Data supplied ::
____________

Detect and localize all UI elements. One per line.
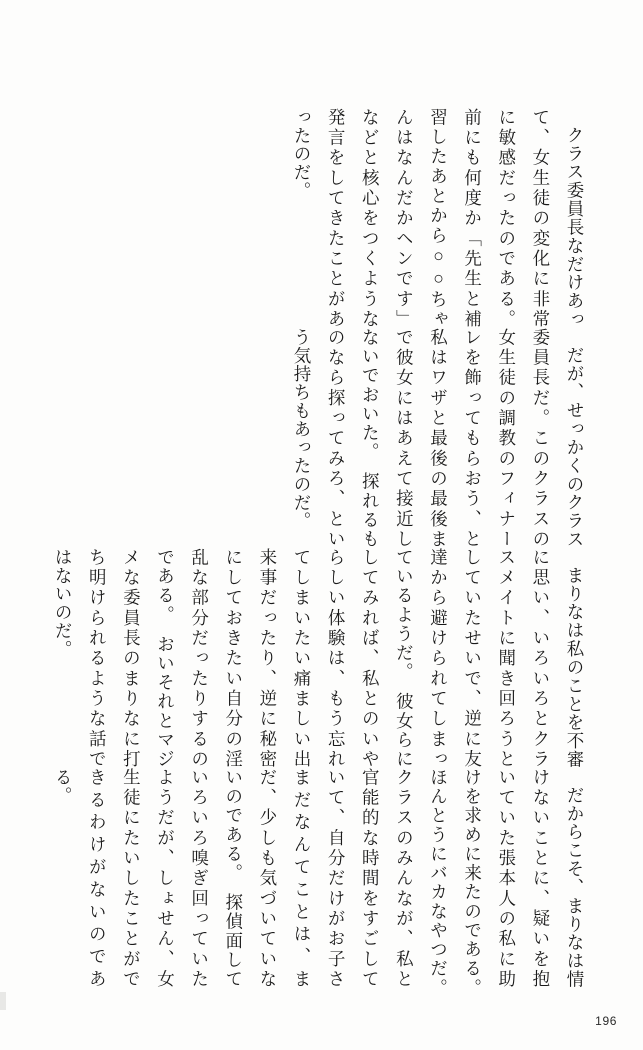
paragraph-1: クラス委員長なだけあって、女生徒の変化に非常に敏感だったのである。前にも何度か「先生と補習したあとから○○ちゃんはなんだかヘンです」などと核心をつくような発言をしてきたことがあったのだ。 bbox=[292, 108, 585, 328]
paragraph-3: まりなは私のことを不審に思い、いろいろとクラスメイトに聞き回ろうとしていたせいで、逆に友達から避けられてしまっているようだ。 彼女らにしてみれば、私とのいやらしい体験は、もう忘れてしまいたい痛ましい出来事だったり、逆に秘密にしておきたい自分の淫乱な部分だったりするのである。 おいそれとマジメな委員長のまりなに打ち明けられるような話ではないのだ。 bbox=[53, 548, 585, 768]
paragraph-4: だからこそ、まりなは情けないことに、疑いを抱いていた張本人の私に助けを求めに来たのである。 ほんとうにバカなやつだ。 クラスのみんなが、私と官能的な時間をすごしていて、自分だけがお子さまだなんてことは、まだ、少しも気づいていないのである。 探偵面していろいろ嗅ぎ回っていたようだが、しょせん、女生徒にたいしたことができるわけがないのである。 bbox=[53, 768, 585, 1007]
page-edge-mark bbox=[0, 992, 6, 1010]
page-number: 196 bbox=[595, 1014, 617, 1028]
page-text-body bbox=[53, 108, 592, 1007]
paragraph-2: だが、せっかくのクラス委員長だ。このクラスの女生徒の調教のフィナーレを飾ってもらおう、と私はワザと最後の最後まで彼女にはあえて接近しないでおいた。 探れるものなら探ってみろ、という気持ちもあったのだ。 bbox=[292, 328, 585, 548]
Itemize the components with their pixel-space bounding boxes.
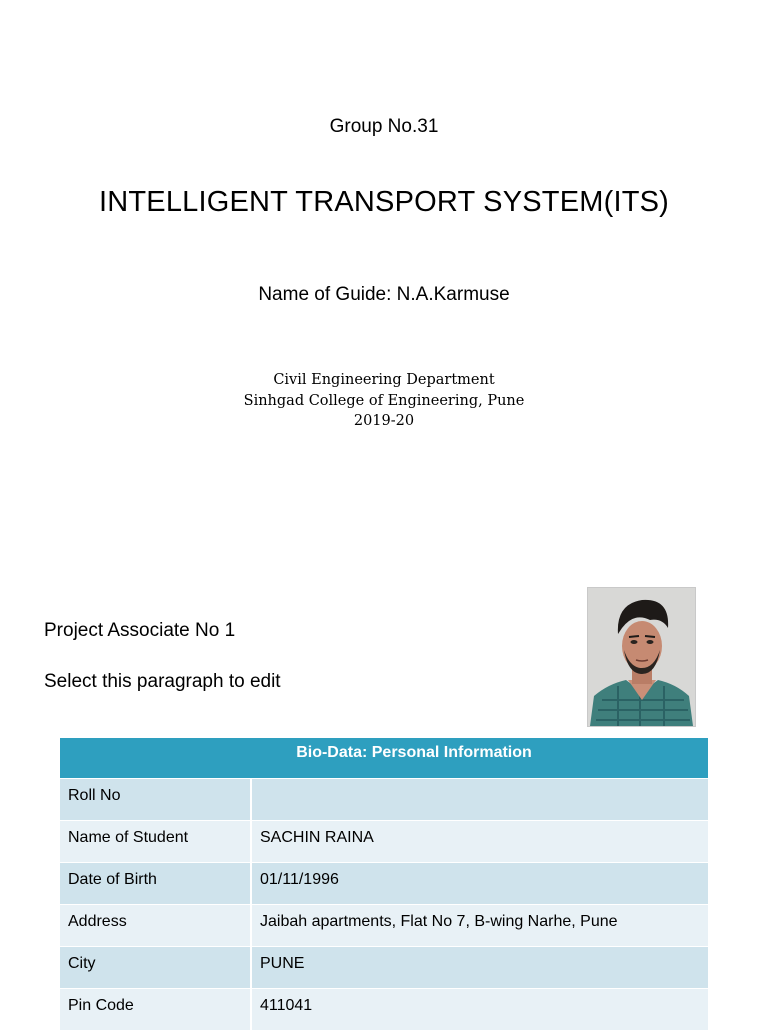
project-associate-label: Project Associate No 1 [44,620,236,641]
table-row [60,947,708,989]
biodata-table [60,738,708,1031]
row-label-roll-no: Roll No [60,779,252,820]
student-photo [587,587,696,727]
row-value-address[interactable]: Jaibah apartments, Flat No 7, B-wing Narhe, Pune [260,913,618,930]
row-label-student-name: Name of Student [60,821,252,862]
row-label-city: City [60,947,252,988]
table-row [60,905,708,947]
row-value-date-of-birth[interactable]: 01/11/1996 [260,871,339,888]
guide-name: Name of Guide: N.A.Karmuse [258,284,510,305]
table-row [60,779,708,821]
table-row [60,989,708,1031]
biodata-table-header [60,738,708,779]
group-number: Group No.31 [329,116,439,137]
row-value-roll-no[interactable] [252,779,708,820]
edit-paragraph-hint[interactable]: Select this paragraph to edit [44,671,281,692]
institution-block [0,370,768,432]
row-label-date-of-birth: Date of Birth [60,863,252,904]
biodata-heading: Bio-Data: Personal Information [296,744,532,761]
college-name: Sinhgad College of Engineering, Pune [243,392,525,409]
academic-year: 2019-20 [353,413,415,429]
department-name: Civil Engineering Department [273,372,495,388]
row-value-city[interactable]: PUNE [260,955,305,972]
table-row [60,821,708,863]
row-value-pin-code[interactable]: 411041 [260,997,313,1014]
row-value-student-name[interactable]: SACHIN RAINA [260,829,374,846]
row-label-pin-code: Pin Code [60,989,252,1030]
document-title: INTELLIGENT TRANSPORT SYSTEM(ITS) [98,186,670,218]
table-row [60,863,708,905]
student-portrait-image [588,588,695,726]
row-label-address: Address [60,905,252,946]
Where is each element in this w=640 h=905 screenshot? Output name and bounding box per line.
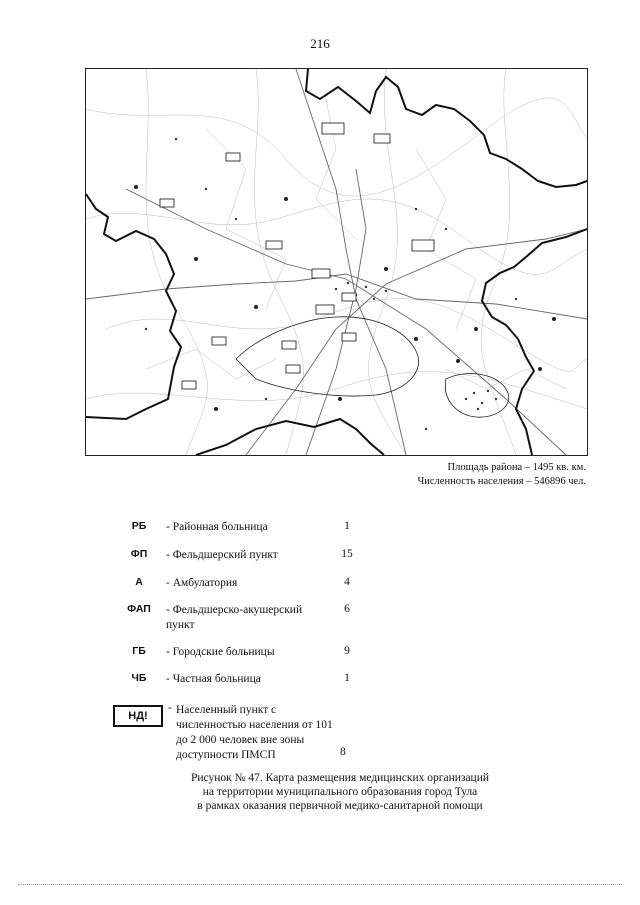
nd-count: 8	[340, 746, 346, 758]
legend-count: 15	[341, 548, 353, 560]
legend-abbreviation: ГБ	[132, 645, 146, 657]
legend-count: 1	[344, 672, 350, 684]
legend-count: 4	[344, 576, 350, 588]
map-drawing	[86, 69, 587, 455]
legend-item	[0, 603, 640, 635]
caption-line: на территории муниципального образования город Тула	[202, 786, 478, 798]
page-bottom-edge	[18, 884, 622, 886]
district-map	[85, 68, 588, 456]
legend-description: - Частная больница	[166, 673, 261, 685]
legend-count: 6	[344, 603, 350, 615]
legend-description: - Городские больницы	[166, 646, 275, 658]
figure-caption	[140, 771, 540, 813]
legend-count: 9	[344, 645, 350, 657]
legend-abbreviation: А	[135, 576, 143, 588]
legend-description: - Фельдшерский пункт	[166, 549, 278, 561]
page-number: 216	[310, 36, 330, 51]
legend-abbreviation: ФАП	[127, 603, 151, 615]
nd-symbol: НД!	[113, 705, 163, 727]
legend-item	[0, 576, 640, 596]
legend-abbreviation: ФП	[130, 548, 148, 560]
caption-line: в рамках оказания первичной медико-санитарной помощи	[197, 800, 483, 812]
legend-abbreviation: ЧБ	[131, 672, 147, 684]
nd-dash: -	[168, 702, 172, 714]
nd-description: Населенный пункт с численностью населения от 101 до 2 000 человек вне зоны доступности ПМСП	[176, 704, 333, 761]
legend-description: - Амбулатория	[166, 577, 238, 589]
legend-item	[0, 520, 640, 540]
legend-description: - Фельдшерско-акушерский пункт	[166, 604, 303, 631]
district-population: Численность населения – 546896 чел.	[417, 476, 586, 487]
legend-item	[0, 672, 640, 692]
legend-item	[0, 548, 640, 568]
legend-item	[0, 645, 640, 665]
legend-count: 1	[344, 520, 350, 532]
legend-abbreviation: РБ	[131, 520, 147, 532]
caption-line: Рисунок № 47. Карта размещения медицинских организаций	[190, 772, 490, 784]
district-area: Площадь района – 1495 кв. км.	[447, 462, 586, 473]
legend-description: - Районная больница	[166, 521, 268, 533]
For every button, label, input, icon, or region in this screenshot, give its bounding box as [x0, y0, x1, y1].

____________

Goal of the exercise :: Output the lines of the items from the line containing "108, 585, 328]" through the line containing "548, 585, 768]", inclusive, reproducing them unchanged.

Response ::
paragraph-1: クラス委員長なだけあって、女生徒の変化に非常に敏感だったのである。前にも何度か「先生と補習したあとから○○ちゃんはなんだかヘンです」などと核心をつくような発言をしてきたことがあったのだ。 bbox=[292, 108, 585, 328]
paragraph-3: まりなは私のことを不審に思い、いろいろとクラスメイトに聞き回ろうとしていたせいで、逆に友達から避けられてしまっているようだ。 彼女らにしてみれば、私とのいやらしい体験は、もう忘れてしまいたい痛ましい出来事だったり、逆に秘密にしておきたい自分の淫乱な部分だったりするのである。 おいそれとマジメな委員長のまりなに打ち明けられるような話ではないのだ。 bbox=[53, 548, 585, 768]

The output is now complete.